▸ **Extract to read**:
════════

Here are the 2015 major rule changes as summarized by Rogers Redding, the National Coordinator of College Football Officiating:

Crew of Eight Officials: For about thirty years the rules have allowed as many as seven officials on the field. Based on an approved experiment by the Big 12 Conference, the rules now allow for eight officials. The eighth official, the center judge (with the letter "C" on the uniform), is positioned in the offensive backfield opposite the referee.

I wanted to make a snarky joke about having more people to buy rounds at the bar after the game, but having one more official on the field makes a lot of sense given the increased size, speed, and scrutiny that comes with football these days.

Non-Standard Overbuilt Facemasks Are Illegal: This is a facemask characterized by greater weight and closer spacing between the bars. Use of the facemask is a safety issue as opponents can easily get their fingers caught in the tight space. The NFL outlawed this facemask a few years ago.

You might be included to ask - "What is someone doing sticking their hands in a guy's facemask?", but it's going to happen over and over on the line during normal play.

Illegal Equipment: Player is Out for One Play: Up until now, if the officials noticed that a player was wearing illegal equipment, the team was charged one of its three timeouts. The new rule is that the player must leave the game for at least one play and may not return until the equipment is made legal. His team may burn a timeout to keep him from missing a down, but the equipment must be corrected before he is allowed to play.

════════

▸ **Parts of the exercise**:
**1)** For the rule-changes summary, state whether each statement agrees with it, answering yes or no and quoting the deciding words: (a) The center judge is positioned in the offensive backfield opposite the referee. (b) The NFL still permits the non-standard overbuilt facemask. (c) Under the new rule, a team is automatically charged a timeout when a player is found wearing illegal equipment.
**2)** Write out the part of the rule-changes summary that opens with the words containing "Here are the" and closes with "football these days.".
The items that follow are separate material and stand apart from the rule-changes summary.

▸ **Dataset records**:
════════

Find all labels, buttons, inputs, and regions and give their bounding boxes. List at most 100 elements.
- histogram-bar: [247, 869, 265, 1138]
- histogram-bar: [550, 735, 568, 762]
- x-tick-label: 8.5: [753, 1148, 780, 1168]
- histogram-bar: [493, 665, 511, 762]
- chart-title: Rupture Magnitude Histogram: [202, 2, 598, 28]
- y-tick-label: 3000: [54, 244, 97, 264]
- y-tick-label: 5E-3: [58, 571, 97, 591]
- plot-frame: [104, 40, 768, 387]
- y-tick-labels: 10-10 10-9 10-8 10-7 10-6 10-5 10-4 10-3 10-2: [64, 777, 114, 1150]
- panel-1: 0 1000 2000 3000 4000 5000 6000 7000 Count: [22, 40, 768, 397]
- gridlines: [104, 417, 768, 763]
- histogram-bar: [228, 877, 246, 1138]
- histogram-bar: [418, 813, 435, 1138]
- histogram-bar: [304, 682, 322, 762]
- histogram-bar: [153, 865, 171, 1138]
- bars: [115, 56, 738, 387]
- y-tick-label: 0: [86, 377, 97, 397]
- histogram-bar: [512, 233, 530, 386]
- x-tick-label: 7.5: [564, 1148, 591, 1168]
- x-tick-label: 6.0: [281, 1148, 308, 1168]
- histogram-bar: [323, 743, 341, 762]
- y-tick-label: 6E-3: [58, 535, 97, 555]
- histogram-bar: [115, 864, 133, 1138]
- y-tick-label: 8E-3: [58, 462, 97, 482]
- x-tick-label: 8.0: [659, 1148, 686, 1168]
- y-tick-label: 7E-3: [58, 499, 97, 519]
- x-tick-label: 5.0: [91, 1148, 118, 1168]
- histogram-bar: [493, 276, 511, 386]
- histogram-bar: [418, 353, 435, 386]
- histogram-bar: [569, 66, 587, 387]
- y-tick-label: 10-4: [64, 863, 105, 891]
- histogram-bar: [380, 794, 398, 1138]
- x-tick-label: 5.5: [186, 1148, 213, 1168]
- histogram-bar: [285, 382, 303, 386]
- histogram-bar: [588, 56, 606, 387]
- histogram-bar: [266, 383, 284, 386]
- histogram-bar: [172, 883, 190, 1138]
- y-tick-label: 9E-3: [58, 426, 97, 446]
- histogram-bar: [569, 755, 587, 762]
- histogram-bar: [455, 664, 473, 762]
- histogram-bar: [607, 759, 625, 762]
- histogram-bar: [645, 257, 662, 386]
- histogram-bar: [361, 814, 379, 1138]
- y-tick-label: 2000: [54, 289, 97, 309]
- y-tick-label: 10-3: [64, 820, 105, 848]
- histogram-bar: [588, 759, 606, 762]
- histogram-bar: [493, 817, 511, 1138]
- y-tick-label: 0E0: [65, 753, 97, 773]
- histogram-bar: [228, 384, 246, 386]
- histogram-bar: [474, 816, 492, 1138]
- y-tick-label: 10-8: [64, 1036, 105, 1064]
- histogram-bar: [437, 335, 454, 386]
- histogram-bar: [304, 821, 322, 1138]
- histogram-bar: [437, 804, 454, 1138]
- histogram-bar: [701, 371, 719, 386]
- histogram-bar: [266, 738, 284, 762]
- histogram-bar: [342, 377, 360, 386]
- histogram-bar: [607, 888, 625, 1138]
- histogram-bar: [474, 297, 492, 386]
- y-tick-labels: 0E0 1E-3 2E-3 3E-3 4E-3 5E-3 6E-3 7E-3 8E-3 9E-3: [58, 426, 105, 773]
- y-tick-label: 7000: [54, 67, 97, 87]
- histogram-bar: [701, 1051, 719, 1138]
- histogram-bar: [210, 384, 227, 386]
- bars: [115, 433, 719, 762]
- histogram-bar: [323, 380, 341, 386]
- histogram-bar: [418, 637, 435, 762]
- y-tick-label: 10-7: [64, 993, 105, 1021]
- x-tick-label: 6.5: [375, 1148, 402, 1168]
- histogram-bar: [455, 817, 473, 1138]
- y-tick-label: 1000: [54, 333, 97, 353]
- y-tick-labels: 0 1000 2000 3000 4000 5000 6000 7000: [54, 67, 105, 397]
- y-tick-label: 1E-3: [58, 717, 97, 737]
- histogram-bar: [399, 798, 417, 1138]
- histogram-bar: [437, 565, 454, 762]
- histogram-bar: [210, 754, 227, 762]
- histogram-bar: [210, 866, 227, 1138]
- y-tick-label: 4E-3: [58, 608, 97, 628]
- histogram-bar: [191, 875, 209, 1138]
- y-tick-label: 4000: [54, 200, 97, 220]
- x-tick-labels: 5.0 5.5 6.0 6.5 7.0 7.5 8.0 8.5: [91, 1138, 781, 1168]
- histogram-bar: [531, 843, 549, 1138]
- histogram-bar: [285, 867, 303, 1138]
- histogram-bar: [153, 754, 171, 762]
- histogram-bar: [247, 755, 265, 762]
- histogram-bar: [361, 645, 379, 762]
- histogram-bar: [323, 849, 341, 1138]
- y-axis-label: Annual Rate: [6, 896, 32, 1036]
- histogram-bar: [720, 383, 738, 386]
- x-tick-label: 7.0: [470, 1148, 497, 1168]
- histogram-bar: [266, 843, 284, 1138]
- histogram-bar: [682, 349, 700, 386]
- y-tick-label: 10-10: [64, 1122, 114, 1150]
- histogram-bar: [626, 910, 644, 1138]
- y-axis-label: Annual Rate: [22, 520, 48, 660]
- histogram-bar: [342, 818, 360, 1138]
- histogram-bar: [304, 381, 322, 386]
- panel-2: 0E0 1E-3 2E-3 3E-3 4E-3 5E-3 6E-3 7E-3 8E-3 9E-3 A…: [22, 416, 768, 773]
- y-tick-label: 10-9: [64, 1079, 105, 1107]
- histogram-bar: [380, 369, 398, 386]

════════

▸ **Written responses**:
**1)**
(a) Yes: "is positioned in the offensive backfield opposite the referee"
(b) No: "The NFL outlawed this facemask a few years ago."
(c) No: "The new rule is that the player must leave the game for at least one play and may not return until the equipment is made legal."

**2)**
Here are the 2015 major rule changes as summarized by Rogers Redding, the National Coordinator of College Football Officiating:

Crew of Eight Officials: For about thirty years the rules have allowed as many as seven officials on the field. Based on an approved experiment by the Big 12 Conference, the rules now allow for eight officials. The eighth official, the center judge (with the letter "C" on the uniform), is positioned in the offensive backfield opposite the referee.

I wanted to make a snarky joke about having more people to buy rounds at the bar after the game, but having one more official on the field makes a lot of sense given the increased size, speed, and scrutiny that comes with football these days.